Saved data entries:
□ □ □ □ □ □ □

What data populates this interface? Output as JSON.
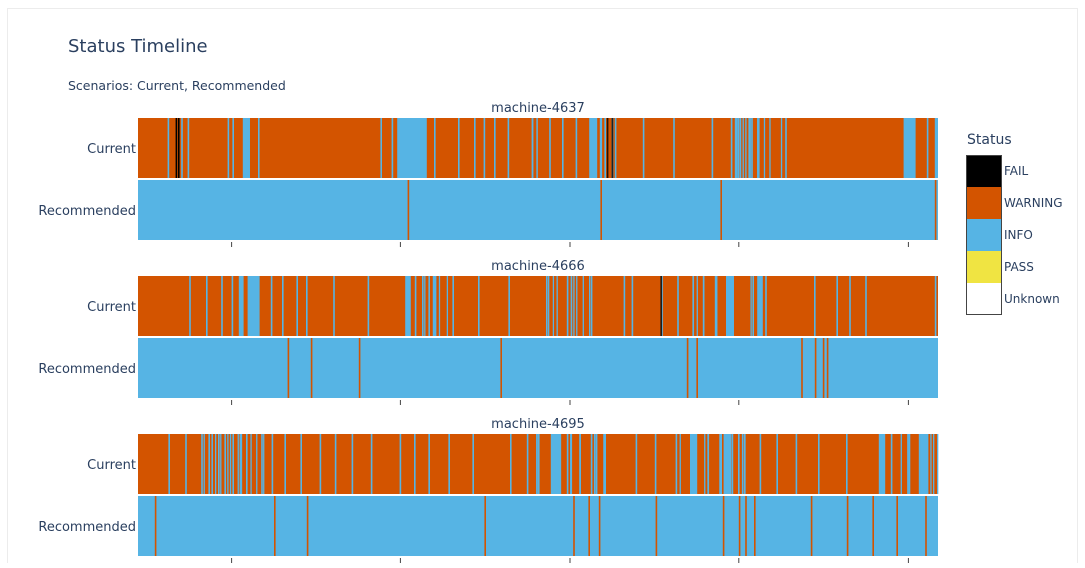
{
  "title": "Status Timeline",
  "subtitle": "Scenarios: Current, Recommended",
  "legend": {
    "title": "Status",
    "items": [
      {
        "label": "FAIL",
        "color": "#000000"
      },
      {
        "label": "WARNING",
        "color": "#d35400"
      },
      {
        "label": "INFO",
        "color": "#56b4e4"
      },
      {
        "label": "PASS",
        "color": "#f0e442"
      },
      {
        "label": "Unknown",
        "color": "#ffffff"
      }
    ]
  },
  "chart_data": {
    "type": "heatmap",
    "x_range": [
      0,
      100
    ],
    "status_colors": {
      "FAIL": "#000000",
      "WARNING": "#d35400",
      "INFO": "#56b4e4",
      "PASS": "#f0e442",
      "Unknown": "#ffffff"
    },
    "panels": [
      {
        "title": "machine-4637",
        "rows": [
          {
            "label": "Current",
            "base": "WARNING",
            "events": [
              {
                "x": 3.7,
                "status": "INFO"
              },
              {
                "x": 4.7,
                "status": "FAIL"
              },
              {
                "x": 5.0,
                "status": "FAIL"
              },
              {
                "x": 5.4,
                "status": "INFO"
              },
              {
                "x": 6.2,
                "status": "INFO"
              },
              {
                "x": 11.2,
                "status": "INFO"
              },
              {
                "x": 11.8,
                "status": "INFO"
              },
              {
                "x": 13.3,
                "status": "INFO"
              },
              {
                "x": 13.8,
                "status": "INFO"
              },
              {
                "x": 15.0,
                "status": "INFO"
              },
              {
                "x": 30.3,
                "status": "INFO"
              },
              {
                "x": 31.7,
                "status": "INFO"
              },
              {
                "x": 32.6,
                "status": "INFO"
              },
              {
                "x": 33.2,
                "status": "INFO"
              },
              {
                "x": 34.3,
                "status": "INFO"
              },
              {
                "x": 37.0,
                "status": "INFO"
              },
              {
                "x": 40.0,
                "status": "INFO"
              },
              {
                "x": 42.0,
                "status": "INFO"
              },
              {
                "x": 43.2,
                "status": "INFO"
              },
              {
                "x": 44.5,
                "status": "INFO"
              },
              {
                "x": 46.2,
                "status": "INFO"
              },
              {
                "x": 49.2,
                "status": "INFO"
              },
              {
                "x": 51.4,
                "status": "INFO"
              },
              {
                "x": 53.0,
                "status": "INFO"
              },
              {
                "x": 54.7,
                "status": "INFO"
              },
              {
                "x": 57.0,
                "status": "INFO"
              },
              {
                "x": 58.3,
                "status": "INFO"
              },
              {
                "x": 59.6,
                "status": "INFO"
              },
              {
                "x": 63.1,
                "status": "INFO"
              },
              {
                "x": 66.9,
                "status": "INFO"
              },
              {
                "x": 71.7,
                "status": "INFO"
              },
              {
                "x": 74.1,
                "status": "INFO"
              },
              {
                "x": 74.6,
                "status": "INFO"
              },
              {
                "x": 75.0,
                "status": "INFO"
              },
              {
                "x": 76.3,
                "status": "INFO"
              },
              {
                "x": 77.5,
                "status": "INFO"
              },
              {
                "x": 80.9,
                "status": "INFO"
              },
              {
                "x": 95.7,
                "status": "INFO"
              },
              {
                "x": 98.6,
                "status": "INFO"
              }
            ],
            "blocks": [
              {
                "x0": 13.1,
                "x1": 13.9,
                "status": "INFO"
              },
              {
                "x0": 32.4,
                "x1": 33.6,
                "status": "INFO"
              },
              {
                "x0": 33.4,
                "x1": 36.1,
                "status": "INFO"
              },
              {
                "x0": 56.4,
                "x1": 57.4,
                "status": "INFO"
              },
              {
                "x0": 95.8,
                "x1": 97.2,
                "status": "INFO"
              },
              {
                "x0": 99.6,
                "x1": 100,
                "status": "INFO"
              }
            ],
            "dense": [
              {
                "x0": 57.6,
                "x1": 59.4,
                "status": "INFO",
                "n": 6
              },
              {
                "x0": 74.0,
                "x1": 80.8,
                "status": "INFO",
                "n": 12
              },
              {
                "x0": 49.2,
                "x1": 51.2,
                "status": "INFO",
                "n": 3
              }
            ],
            "extras": [
              {
                "x": 58.6,
                "status": "FAIL"
              },
              {
                "x": 59.2,
                "status": "FAIL"
              }
            ]
          },
          {
            "label": "Recommended",
            "base": "INFO",
            "events": [
              {
                "x": 33.7,
                "status": "WARNING"
              },
              {
                "x": 57.8,
                "status": "WARNING"
              },
              {
                "x": 72.8,
                "status": "WARNING"
              },
              {
                "x": 99.6,
                "status": "WARNING"
              }
            ],
            "blocks": [],
            "dense": [],
            "extras": []
          }
        ]
      },
      {
        "title": "machine-4666",
        "rows": [
          {
            "label": "Current",
            "base": "WARNING",
            "events": [
              {
                "x": 6.4,
                "status": "INFO"
              },
              {
                "x": 8.5,
                "status": "INFO"
              },
              {
                "x": 10.4,
                "status": "INFO"
              },
              {
                "x": 11.7,
                "status": "INFO"
              },
              {
                "x": 12.9,
                "status": "INFO"
              },
              {
                "x": 16.6,
                "status": "INFO"
              },
              {
                "x": 18.0,
                "status": "INFO"
              },
              {
                "x": 19.8,
                "status": "INFO"
              },
              {
                "x": 21.0,
                "status": "INFO"
              },
              {
                "x": 24.4,
                "status": "INFO"
              },
              {
                "x": 28.7,
                "status": "INFO"
              },
              {
                "x": 34.6,
                "status": "INFO"
              },
              {
                "x": 35.5,
                "status": "INFO"
              },
              {
                "x": 36.3,
                "status": "INFO"
              },
              {
                "x": 37.0,
                "status": "INFO"
              },
              {
                "x": 39.3,
                "status": "INFO"
              },
              {
                "x": 42.5,
                "status": "INFO"
              },
              {
                "x": 46.3,
                "status": "INFO"
              },
              {
                "x": 51.0,
                "status": "INFO"
              },
              {
                "x": 53.6,
                "status": "INFO"
              },
              {
                "x": 56.6,
                "status": "INFO"
              },
              {
                "x": 60.7,
                "status": "INFO"
              },
              {
                "x": 61.7,
                "status": "INFO"
              },
              {
                "x": 65.4,
                "status": "INFO"
              },
              {
                "x": 67.4,
                "status": "INFO"
              },
              {
                "x": 69.3,
                "status": "INFO"
              },
              {
                "x": 70.6,
                "status": "INFO"
              },
              {
                "x": 72.1,
                "status": "INFO"
              },
              {
                "x": 76.8,
                "status": "INFO"
              },
              {
                "x": 78.4,
                "status": "INFO"
              },
              {
                "x": 84.5,
                "status": "INFO"
              },
              {
                "x": 87.3,
                "status": "INFO"
              },
              {
                "x": 88.9,
                "status": "INFO"
              },
              {
                "x": 90.9,
                "status": "INFO"
              },
              {
                "x": 99.6,
                "status": "INFO"
              }
            ],
            "blocks": [
              {
                "x0": 12.6,
                "x1": 13.2,
                "status": "INFO"
              },
              {
                "x0": 13.7,
                "x1": 15.2,
                "status": "INFO"
              },
              {
                "x0": 33.4,
                "x1": 34.1,
                "status": "INFO"
              },
              {
                "x0": 73.5,
                "x1": 74.5,
                "status": "INFO"
              },
              {
                "x0": 77.4,
                "x1": 78.1,
                "status": "INFO"
              }
            ],
            "dense": [
              {
                "x0": 50.8,
                "x1": 57.0,
                "status": "INFO",
                "n": 9
              },
              {
                "x0": 69.0,
                "x1": 76.9,
                "status": "INFO",
                "n": 8
              },
              {
                "x0": 35.0,
                "x1": 40.0,
                "status": "INFO",
                "n": 6
              }
            ],
            "extras": [
              {
                "x": 65.3,
                "status": "FAIL"
              }
            ]
          },
          {
            "label": "Recommended",
            "base": "INFO",
            "events": [
              {
                "x": 18.7,
                "status": "WARNING"
              },
              {
                "x": 21.6,
                "status": "WARNING"
              },
              {
                "x": 27.6,
                "status": "WARNING"
              },
              {
                "x": 45.3,
                "status": "WARNING"
              },
              {
                "x": 68.6,
                "status": "WARNING"
              },
              {
                "x": 69.8,
                "status": "WARNING"
              },
              {
                "x": 82.9,
                "status": "WARNING"
              },
              {
                "x": 84.6,
                "status": "WARNING"
              },
              {
                "x": 85.6,
                "status": "WARNING"
              },
              {
                "x": 86.1,
                "status": "WARNING"
              }
            ],
            "blocks": [],
            "dense": [],
            "extras": []
          }
        ]
      },
      {
        "title": "machine-4695",
        "rows": [
          {
            "label": "Current",
            "base": "WARNING",
            "events": [
              {
                "x": 3.8,
                "status": "INFO"
              },
              {
                "x": 5.9,
                "status": "INFO"
              },
              {
                "x": 7.9,
                "status": "INFO"
              },
              {
                "x": 8.8,
                "status": "INFO"
              },
              {
                "x": 10.0,
                "status": "INFO"
              },
              {
                "x": 10.8,
                "status": "INFO"
              },
              {
                "x": 11.8,
                "status": "INFO"
              },
              {
                "x": 12.7,
                "status": "INFO"
              },
              {
                "x": 13.5,
                "status": "INFO"
              },
              {
                "x": 15.4,
                "status": "INFO"
              },
              {
                "x": 16.7,
                "status": "INFO"
              },
              {
                "x": 18.3,
                "status": "INFO"
              },
              {
                "x": 20.3,
                "status": "INFO"
              },
              {
                "x": 22.7,
                "status": "INFO"
              },
              {
                "x": 24.6,
                "status": "INFO"
              },
              {
                "x": 26.7,
                "status": "INFO"
              },
              {
                "x": 29.1,
                "status": "INFO"
              },
              {
                "x": 32.7,
                "status": "INFO"
              },
              {
                "x": 34.5,
                "status": "INFO"
              },
              {
                "x": 36.3,
                "status": "INFO"
              },
              {
                "x": 38.8,
                "status": "INFO"
              },
              {
                "x": 41.8,
                "status": "INFO"
              },
              {
                "x": 46.5,
                "status": "INFO"
              },
              {
                "x": 48.6,
                "status": "INFO"
              },
              {
                "x": 50.0,
                "status": "INFO"
              },
              {
                "x": 53.6,
                "status": "INFO"
              },
              {
                "x": 56.6,
                "status": "INFO"
              },
              {
                "x": 58.3,
                "status": "INFO"
              },
              {
                "x": 62.2,
                "status": "INFO"
              },
              {
                "x": 64.6,
                "status": "INFO"
              },
              {
                "x": 67.2,
                "status": "INFO"
              },
              {
                "x": 69.6,
                "status": "INFO"
              },
              {
                "x": 72.8,
                "status": "INFO"
              },
              {
                "x": 75.0,
                "status": "INFO"
              },
              {
                "x": 77.7,
                "status": "INFO"
              },
              {
                "x": 79.8,
                "status": "INFO"
              },
              {
                "x": 82.2,
                "status": "INFO"
              },
              {
                "x": 85.0,
                "status": "INFO"
              },
              {
                "x": 88.5,
                "status": "INFO"
              },
              {
                "x": 94.1,
                "status": "INFO"
              },
              {
                "x": 97.6,
                "status": "INFO"
              }
            ],
            "blocks": [
              {
                "x0": 51.6,
                "x1": 52.8,
                "status": "INFO"
              },
              {
                "x0": 69.0,
                "x1": 69.9,
                "status": "INFO"
              },
              {
                "x0": 73.2,
                "x1": 74.2,
                "status": "INFO"
              },
              {
                "x0": 92.6,
                "x1": 93.4,
                "status": "INFO"
              },
              {
                "x0": 97.8,
                "x1": 98.8,
                "status": "INFO"
              }
            ],
            "dense": [
              {
                "x0": 8.0,
                "x1": 15.8,
                "status": "INFO",
                "n": 12
              },
              {
                "x0": 49.5,
                "x1": 60.0,
                "status": "INFO",
                "n": 14
              },
              {
                "x0": 66.0,
                "x1": 76.0,
                "status": "INFO",
                "n": 12
              },
              {
                "x0": 94.0,
                "x1": 100.0,
                "status": "INFO",
                "n": 8
              }
            ],
            "extras": []
          },
          {
            "label": "Recommended",
            "base": "INFO",
            "events": [
              {
                "x": 2.1,
                "status": "WARNING"
              },
              {
                "x": 17.0,
                "status": "WARNING"
              },
              {
                "x": 21.1,
                "status": "WARNING"
              },
              {
                "x": 43.3,
                "status": "WARNING"
              },
              {
                "x": 54.4,
                "status": "WARNING"
              },
              {
                "x": 56.3,
                "status": "WARNING"
              },
              {
                "x": 57.6,
                "status": "WARNING"
              },
              {
                "x": 64.7,
                "status": "WARNING"
              },
              {
                "x": 73.1,
                "status": "WARNING"
              },
              {
                "x": 75.1,
                "status": "WARNING"
              },
              {
                "x": 75.9,
                "status": "WARNING"
              },
              {
                "x": 77.0,
                "status": "WARNING"
              },
              {
                "x": 84.1,
                "status": "WARNING"
              },
              {
                "x": 88.6,
                "status": "WARNING"
              },
              {
                "x": 91.8,
                "status": "WARNING"
              },
              {
                "x": 94.8,
                "status": "WARNING"
              },
              {
                "x": 98.4,
                "status": "WARNING"
              }
            ],
            "blocks": [],
            "dense": [],
            "extras": []
          }
        ]
      }
    ]
  }
}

□ □ □ □ □ □ □

Look through the material above. Copy each line where the word "machine" appears.

▶ The output
        "title": "machine-4637",
        "title": "machine-4666",
        "title": "machine-4695",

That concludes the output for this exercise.